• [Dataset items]
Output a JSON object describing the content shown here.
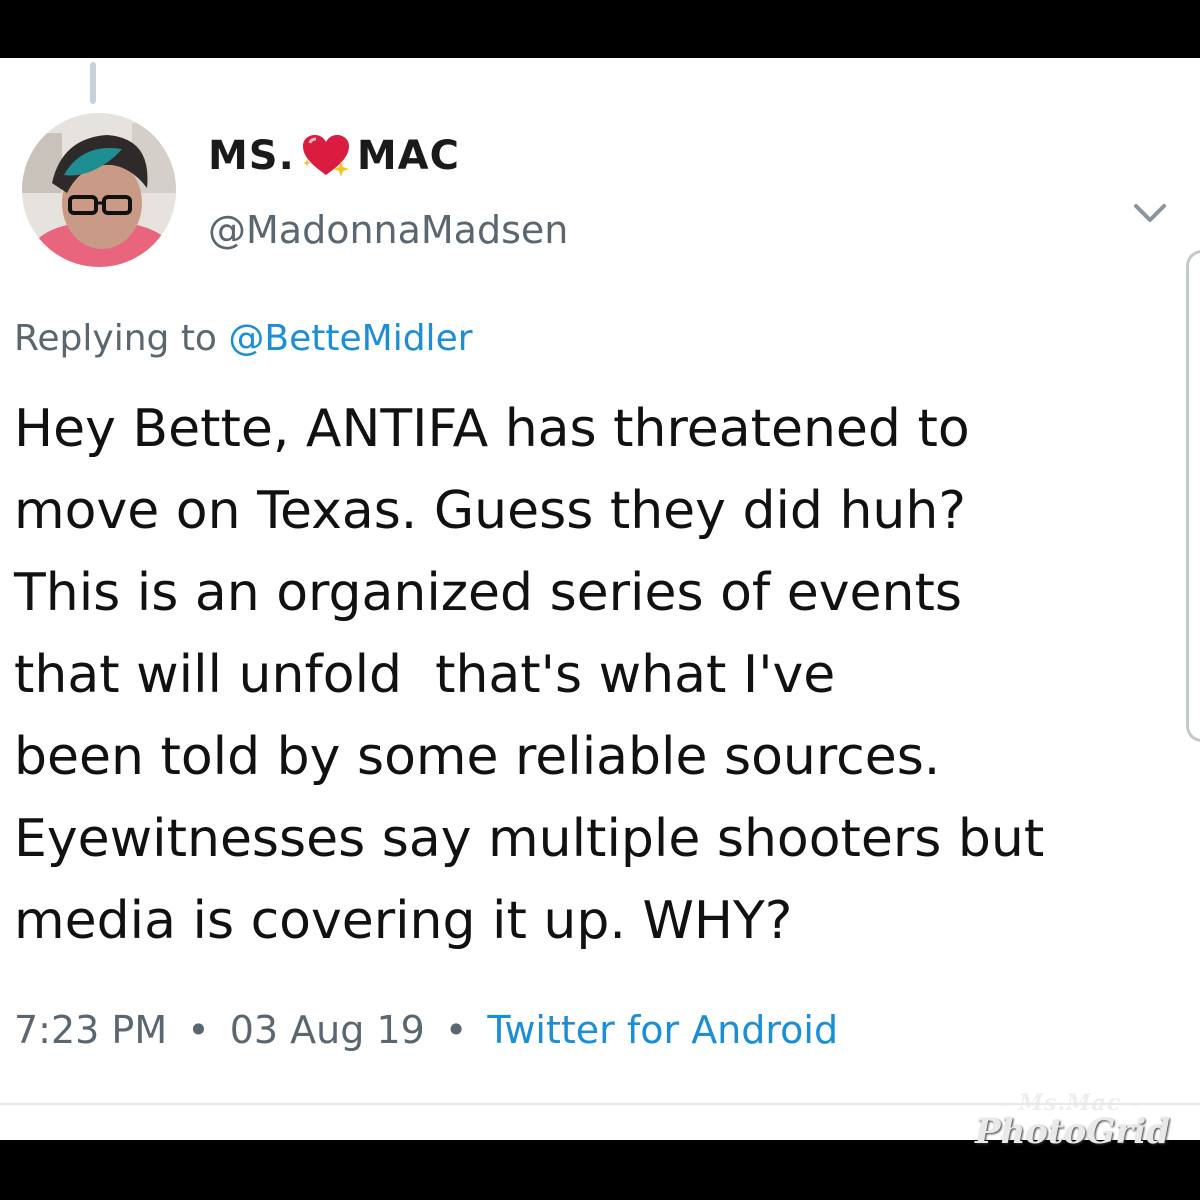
{
  "profile": {
    "display_name_prefix": "MS.",
    "display_name_suffix": "MAC",
    "heart_icon": "sparkling-heart-icon",
    "handle": "@MadonnaMadsen"
  },
  "reply": {
    "prefix": "Replying to",
    "target": "@BetteMidler"
  },
  "tweet": {
    "lines": [
      "Hey Bette, ANTIFA has threatened to",
      "move on Texas. Guess they did huh?",
      "This is an organized series of events",
      "that will unfold  that's what I've",
      "been told by some reliable sources.",
      "Eyewitnesses say multiple shooters but",
      "media is covering it up. WHY?"
    ]
  },
  "meta": {
    "time": "7:23 PM",
    "date": "03 Aug 19",
    "separator": "•",
    "source": "Twitter for Android"
  },
  "watermark": {
    "top": "– Ms.Mac –",
    "bottom": "PhotoGrid"
  },
  "colors": {
    "link": "#1b8fd6",
    "muted": "#5b6770",
    "text": "#111111",
    "heart": "#d91c3f"
  }
}
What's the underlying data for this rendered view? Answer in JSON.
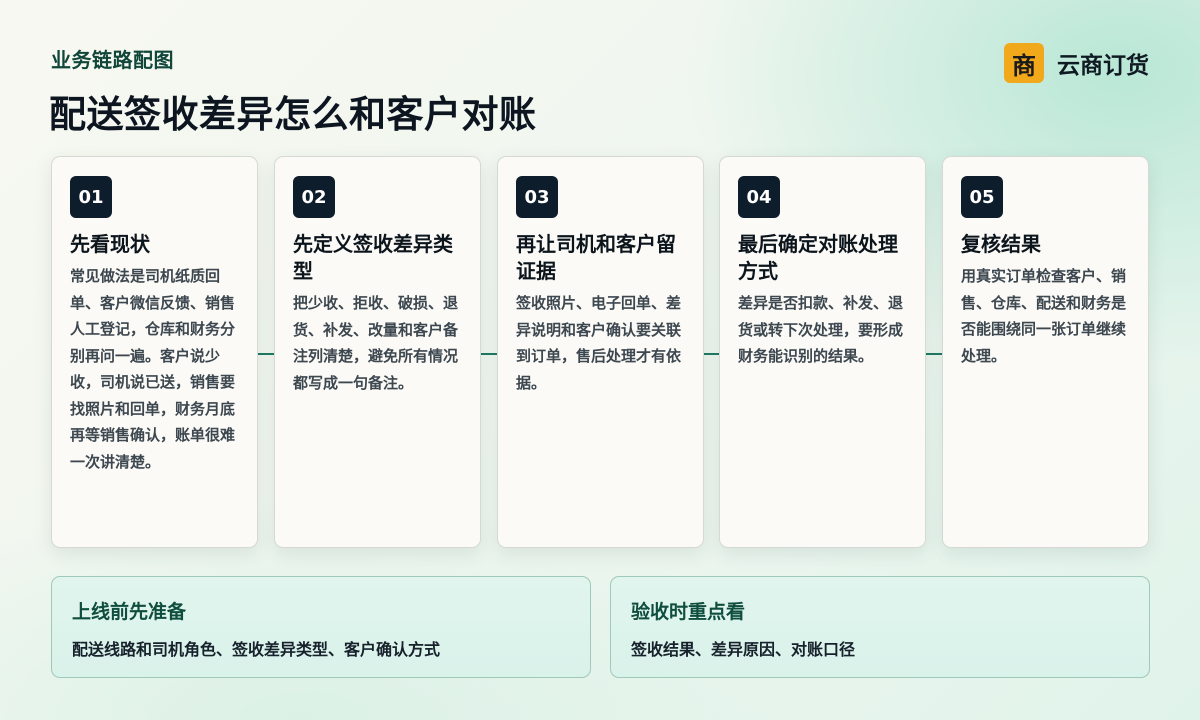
{
  "header": {
    "kicker": "业务链路配图",
    "title": "配送签收差异怎么和客户对账"
  },
  "brand": {
    "badge": "商",
    "name": "云商订货",
    "badge_color": "#f2a81b"
  },
  "steps": [
    {
      "num": "01",
      "title": "先看现状",
      "body": "常见做法是司机纸质回单、客户微信反馈、销售人工登记，仓库和财务分别再问一遍。客户说少收，司机说已送，销售要找照片和回单，财务月底再等销售确认，账单很难一次讲清楚。"
    },
    {
      "num": "02",
      "title": "先定义签收差异类型",
      "body": "把少收、拒收、破损、退货、补发、改量和客户备注列清楚，避免所有情况都写成一句备注。"
    },
    {
      "num": "03",
      "title": "再让司机和客户留证据",
      "body": "签收照片、电子回单、差异说明和客户确认要关联到订单，售后处理才有依据。"
    },
    {
      "num": "04",
      "title": "最后确定对账处理方式",
      "body": "差异是否扣款、补发、退货或转下次处理，要形成财务能识别的结果。"
    },
    {
      "num": "05",
      "title": "复核结果",
      "body": "用真实订单检查客户、销售、仓库、配送和财务是否能围绕同一张订单继续处理。"
    }
  ],
  "panels": [
    {
      "title": "上线前先准备",
      "text": "配送线路和司机角色、签收差异类型、客户确认方式"
    },
    {
      "title": "验收时重点看",
      "text": "签收结果、差异原因、对账口径"
    }
  ],
  "colors": {
    "accent": "#1d7a64",
    "number_badge": "#0e1d2b"
  }
}
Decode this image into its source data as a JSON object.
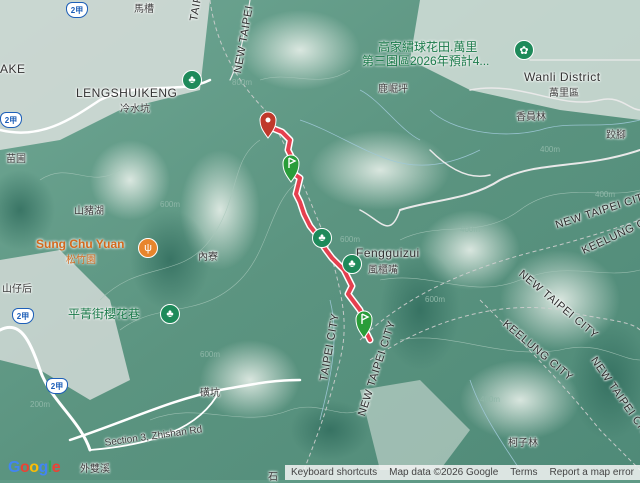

• [WHAT YOU HAVE TO DO]
Every line is to be duplicated exactly, though pictures stay out.

• [EXERCISE RESULT]
Output a JSON object describing the content shown here.
{
  "profile": {
    "display_name_prefix": "MS.",
    "display_name_suffix": "MAC",
    "heart_icon": "sparkling-heart-icon",
    "handle": "@MadonnaMadsen"
  },
  "reply": {
    "prefix": "Replying to",
    "target": "@BetteMidler"
  },
  "tweet": {
    "lines": [
      "Hey Bette, ANTIFA has threatened to",
      "move on Texas. Guess they did huh?",
      "This is an organized series of events",
      "that will unfold  that's what I've",
      "been told by some reliable sources.",
      "Eyewitnesses say multiple shooters but",
      "media is covering it up. WHY?"
    ]
  },
  "meta": {
    "time": "7:23 PM",
    "date": "03 Aug 19",
    "separator": "•",
    "source": "Twitter for Android"
  },
  "watermark": {
    "top": "– Ms.Mac –",
    "bottom": "PhotoGrid"
  },
  "colors": {
    "link": "#1b8fd6",
    "muted": "#5b6770",
    "text": "#111111",
    "heart": "#d91c3f"
  }
}
What's the underlying data for this rendered view? Answer in JSON.
{
  "header": {
    "kicker": "业务链路配图",
    "title": "配送签收差异怎么和客户对账"
  },
  "brand": {
    "badge": "商",
    "name": "云商订货",
    "badge_color": "#f2a81b"
  },
  "steps": [
    {
      "num": "01",
      "title": "先看现状",
      "body": "常见做法是司机纸质回单、客户微信反馈、销售人工登记，仓库和财务分别再问一遍。客户说少收，司机说已送，销售要找照片和回单，财务月底再等销售确认，账单很难一次讲清楚。"
    },
    {
      "num": "02",
      "title": "先定义签收差异类型",
      "body": "把少收、拒收、破损、退货、补发、改量和客户备注列清楚，避免所有情况都写成一句备注。"
    },
    {
      "num": "03",
      "title": "再让司机和客户留证据",
      "body": "签收照片、电子回单、差异说明和客户确认要关联到订单，售后处理才有依据。"
    },
    {
      "num": "04",
      "title": "最后确定对账处理方式",
      "body": "差异是否扣款、补发、退货或转下次处理，要形成财务能识别的结果。"
    },
    {
      "num": "05",
      "title": "复核结果",
      "body": "用真实订单检查客户、销售、仓库、配送和财务是否能围绕同一张订单继续处理。"
    }
  ],
  "panels": [
    {
      "title": "上线前先准备",
      "text": "配送线路和司机角色、签收差异类型、客户确认方式"
    },
    {
      "title": "验收时重点看",
      "text": "签收结果、差异原因、对账口径"
    }
  ],
  "colors": {
    "accent": "#1d7a64",
    "number_badge": "#0e1d2b"
  }
}
Decode this image into its source data as a JSON object.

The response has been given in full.